Write every line of the rows below as a JSON list of strings, one string per line, omitting blank lines.

▸ Material for the task
____

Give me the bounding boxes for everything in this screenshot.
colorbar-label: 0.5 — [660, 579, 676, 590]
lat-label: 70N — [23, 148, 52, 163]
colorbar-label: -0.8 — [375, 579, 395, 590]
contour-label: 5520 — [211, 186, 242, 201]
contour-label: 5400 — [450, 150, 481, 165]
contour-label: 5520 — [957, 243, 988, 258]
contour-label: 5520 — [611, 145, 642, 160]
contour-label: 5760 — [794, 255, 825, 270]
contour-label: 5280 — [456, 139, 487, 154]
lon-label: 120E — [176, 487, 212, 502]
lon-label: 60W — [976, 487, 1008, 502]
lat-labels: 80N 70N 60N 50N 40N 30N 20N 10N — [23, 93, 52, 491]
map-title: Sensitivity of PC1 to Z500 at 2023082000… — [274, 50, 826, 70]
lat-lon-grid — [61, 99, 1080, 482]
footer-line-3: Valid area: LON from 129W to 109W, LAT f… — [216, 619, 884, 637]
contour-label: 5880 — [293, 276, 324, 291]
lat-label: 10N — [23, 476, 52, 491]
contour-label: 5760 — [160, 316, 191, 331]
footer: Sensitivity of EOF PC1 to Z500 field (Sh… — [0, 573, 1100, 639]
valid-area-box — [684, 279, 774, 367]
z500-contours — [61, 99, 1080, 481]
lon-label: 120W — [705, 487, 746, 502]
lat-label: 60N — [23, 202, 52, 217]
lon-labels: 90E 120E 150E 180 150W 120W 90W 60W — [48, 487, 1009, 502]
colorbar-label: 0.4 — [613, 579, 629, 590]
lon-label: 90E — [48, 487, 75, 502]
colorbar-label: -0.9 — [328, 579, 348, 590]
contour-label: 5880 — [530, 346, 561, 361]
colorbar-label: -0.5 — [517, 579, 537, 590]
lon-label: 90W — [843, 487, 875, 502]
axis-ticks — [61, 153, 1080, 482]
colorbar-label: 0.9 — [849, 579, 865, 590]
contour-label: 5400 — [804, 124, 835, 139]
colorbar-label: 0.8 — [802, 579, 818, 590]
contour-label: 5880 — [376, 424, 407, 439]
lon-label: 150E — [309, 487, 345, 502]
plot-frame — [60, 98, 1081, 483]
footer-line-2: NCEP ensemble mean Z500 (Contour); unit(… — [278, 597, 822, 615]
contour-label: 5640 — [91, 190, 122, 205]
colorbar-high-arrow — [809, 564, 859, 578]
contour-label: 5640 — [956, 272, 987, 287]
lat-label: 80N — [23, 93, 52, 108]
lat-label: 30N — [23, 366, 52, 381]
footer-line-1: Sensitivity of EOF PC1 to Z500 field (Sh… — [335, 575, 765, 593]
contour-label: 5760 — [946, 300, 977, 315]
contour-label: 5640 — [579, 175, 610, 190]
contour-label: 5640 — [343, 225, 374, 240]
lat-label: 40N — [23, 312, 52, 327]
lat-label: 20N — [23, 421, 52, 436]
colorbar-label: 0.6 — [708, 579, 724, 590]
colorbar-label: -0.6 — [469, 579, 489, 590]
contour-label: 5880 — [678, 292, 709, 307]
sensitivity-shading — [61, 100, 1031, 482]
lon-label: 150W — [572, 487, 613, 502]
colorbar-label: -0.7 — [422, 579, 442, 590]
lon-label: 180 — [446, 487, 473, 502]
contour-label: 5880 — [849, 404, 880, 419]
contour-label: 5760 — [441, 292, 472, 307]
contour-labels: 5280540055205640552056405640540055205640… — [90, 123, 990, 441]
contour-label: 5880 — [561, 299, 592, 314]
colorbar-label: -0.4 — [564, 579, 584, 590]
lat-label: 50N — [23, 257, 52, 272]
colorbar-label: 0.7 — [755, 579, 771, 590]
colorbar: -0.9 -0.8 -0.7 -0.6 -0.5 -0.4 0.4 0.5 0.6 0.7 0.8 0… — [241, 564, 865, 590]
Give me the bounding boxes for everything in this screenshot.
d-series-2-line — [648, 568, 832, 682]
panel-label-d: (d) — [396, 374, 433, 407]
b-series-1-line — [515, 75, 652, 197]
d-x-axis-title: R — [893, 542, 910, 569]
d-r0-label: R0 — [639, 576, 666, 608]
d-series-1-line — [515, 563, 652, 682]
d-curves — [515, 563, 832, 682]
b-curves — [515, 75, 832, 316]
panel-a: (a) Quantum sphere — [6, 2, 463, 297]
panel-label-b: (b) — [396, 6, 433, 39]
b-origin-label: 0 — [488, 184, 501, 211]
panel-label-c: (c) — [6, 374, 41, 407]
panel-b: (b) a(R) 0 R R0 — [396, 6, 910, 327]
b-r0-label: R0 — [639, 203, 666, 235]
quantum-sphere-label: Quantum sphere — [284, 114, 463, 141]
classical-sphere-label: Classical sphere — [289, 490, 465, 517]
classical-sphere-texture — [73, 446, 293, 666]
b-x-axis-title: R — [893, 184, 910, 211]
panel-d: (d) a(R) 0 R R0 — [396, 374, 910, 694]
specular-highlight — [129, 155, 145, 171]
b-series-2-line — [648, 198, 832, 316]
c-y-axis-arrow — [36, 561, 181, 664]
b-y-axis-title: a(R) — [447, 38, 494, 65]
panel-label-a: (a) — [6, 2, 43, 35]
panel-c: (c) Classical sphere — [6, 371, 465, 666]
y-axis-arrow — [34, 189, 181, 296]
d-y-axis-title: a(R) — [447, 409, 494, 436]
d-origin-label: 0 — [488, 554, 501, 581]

____

▸ Answer to this problem
[
  "Give me the bounding boxes for everything in this screenshot.",
  "colorbar-label: 0.5 — [660, 579, 676, 590]",
  "lat-label: 70N — [23, 148, 52, 163]",
  "colorbar-label: -0.8 — [375, 579, 395, 590]",
  "contour-label: 5520 — [211, 186, 242, 201]",
  "contour-label: 5400 — [450, 150, 481, 165]",
  "contour-label: 5520 — [957, 243, 988, 258]",
  "contour-label: 5520 — [611, 145, 642, 160]",
  "contour-label: 5760 — [794, 255, 825, 270]",
  "contour-label: 5280 — [456, 139, 487, 154]",
  "lon-label: 120E — [176, 487, 212, 502]",
  "lon-label: 60W — [976, 487, 1008, 502]",
  "lat-labels: 80N 70N 60N 50N 40N 30N 20N 10N — [23, 93, 52, 491]",
  "map-title: Sensitivity of PC1 to Z500 at 2023082000… — [274, 50, 826, 70]",
  "lat-lon-grid — [61, 99, 1080, 482]",
  "footer-line-3: Valid area: LON from 129W to 109W, LAT f… — [216, 619, 884, 637]",
  "contour-label: 5880 — [293, 276, 324, 291]",
  "lat-label: 10N — [23, 476, 52, 491]",
  "contour-label: 5760 — [160, 316, 191, 331]",
  "footer: Sensitivity of EOF PC1 to Z500 field (Sh… — [0, 573, 1100, 639]",
  "valid-area-box — [684, 279, 774, 367]",
  "z500-contours — [61, 99, 1080, 481]",
  "lon-label: 120W — [705, 487, 746, 502]",
  "lat-label: 60N — [23, 202, 52, 217]",
  "lon-labels: 90E 120E 150E 180 150W 120W 90W 60W — [48, 487, 1009, 502]",
  "colorbar-label: 0.4 — [613, 579, 629, 590]",
  "lon-label: 90E — [48, 487, 75, 502]",
  "colorbar-label: -0.9 — [328, 579, 348, 590]",
  "contour-label: 5880 — [530, 346, 561, 361]",
  "colorbar-label: -0.5 — [517, 579, 537, 590]",
  "lon-label: 90W — [843, 487, 875, 502]",
  "axis-ticks — [61, 153, 1080, 482]",
  "colorbar-label: 0.9 — [849, 579, 865, 590]",
  "contour-label: 5400 — [804, 124, 835, 139]",
  "colorbar-label: 0.8 — [802, 579, 818, 590]",
  "contour-label: 5880 — [376, 424, 407, 439]",
  "lon-label: 150E — [309, 487, 345, 502]",
  "plot-frame — [60, 98, 1081, 483]",
  "footer-line-2: NCEP ensemble mean Z500 (Contour); unit(… — [278, 597, 822, 615]",
  "contour-label: 5640 — [91, 190, 122, 205]",
  "colorbar-high-arrow — [809, 564, 859, 578]",
  "contour-label: 5640 — [956, 272, 987, 287]",
  "lat-label: 80N — [23, 93, 52, 108]",
  "lat-label: 30N — [23, 366, 52, 381]",
  "footer-line-1: Sensitivity of EOF PC1 to Z500 field (Sh… — [335, 575, 765, 593]",
  "contour-label: 5760 — [946, 300, 977, 315]",
  "contour-label: 5640 — [579, 175, 610, 190]",
  "contour-label: 5640 — [343, 225, 374, 240]",
  "lat-label: 40N — [23, 312, 52, 327]",
  "lat-label: 20N — [23, 421, 52, 436]",
  "colorbar-label: 0.6 — [708, 579, 724, 590]",
  "colorbar-label: -0.6 — [469, 579, 489, 590]",
  "contour-label: 5880 — [678, 292, 709, 307]",
  "sensitivity-shading — [61, 100, 1031, 482]",
  "lon-label: 150W — [572, 487, 613, 502]",
  "colorbar-label: -0.7 — [422, 579, 442, 590]",
  "lon-label: 180 — [446, 487, 473, 502]",
  "contour-label: 5880 — [849, 404, 880, 419]",
  "contour-label: 5760 — [441, 292, 472, 307]",
  "contour-labels: 5280540055205640552056405640540055205640… — [90, 123, 990, 441]",
  "contour-label: 5880 — [561, 299, 592, 314]",
  "colorbar-label: -0.4 — [564, 579, 584, 590]",
  "lat-label: 50N — [23, 257, 52, 272]",
  "colorbar-label: 0.7 — [755, 579, 771, 590]",
  "colorbar: -0.9 -0.8 -0.7 -0.6 -0.5 -0.4 0.4 0.5 0.6 0.7 0.8 0… — [241, 564, 865, 590]",
  "Give me the bounding boxes for everything in this screenshot.",
  "d-series-2-line — [648, 568, 832, 682]",
  "panel-label-d: (d) — [396, 374, 433, 407]",
  "b-series-1-line — [515, 75, 652, 197]",
  "d-x-axis-title: R — [893, 542, 910, 569]",
  "d-r0-label: R0 — [639, 576, 666, 608]",
  "d-series-1-line — [515, 563, 652, 682]",
  "d-curves — [515, 563, 832, 682]",
  "b-curves — [515, 75, 832, 316]",
  "panel-a: (a) Quantum sphere — [6, 2, 463, 297]",
  "panel-label-b: (b) — [396, 6, 433, 39]",
  "b-origin-label: 0 — [488, 184, 501, 211]",
  "panel-label-c: (c) — [6, 374, 41, 407]",
  "panel-b: (b) a(R) 0 R R0 — [396, 6, 910, 327]",
  "b-r0-label: R0 — [639, 203, 666, 235]",
  "quantum-sphere-label: Quantum sphere — [284, 114, 463, 141]",
  "classical-sphere-label: Classical sphere — [289, 490, 465, 517]",
  "classical-sphere-texture — [73, 446, 293, 666]",
  "b-x-axis-title: R — [893, 184, 910, 211]",
  "panel-d: (d) a(R) 0 R R0 — [396, 374, 910, 694]",
  "specular-highlight — [129, 155, 145, 171]",
  "b-series-2-line — [648, 198, 832, 316]",
  "c-y-axis-arrow — [36, 561, 181, 664]",
  "b-y-axis-title: a(R) — [447, 38, 494, 65]",
  "panel-label-a: (a) — [6, 2, 43, 35]",
  "panel-c: (c) Classical sphere — [6, 371, 465, 666]",
  "y-axis-arrow — [34, 189, 181, 296]",
  "d-y-axis-title: a(R) — [447, 409, 494, 436]",
  "d-origin-label: 0 — [488, 554, 501, 581]"
]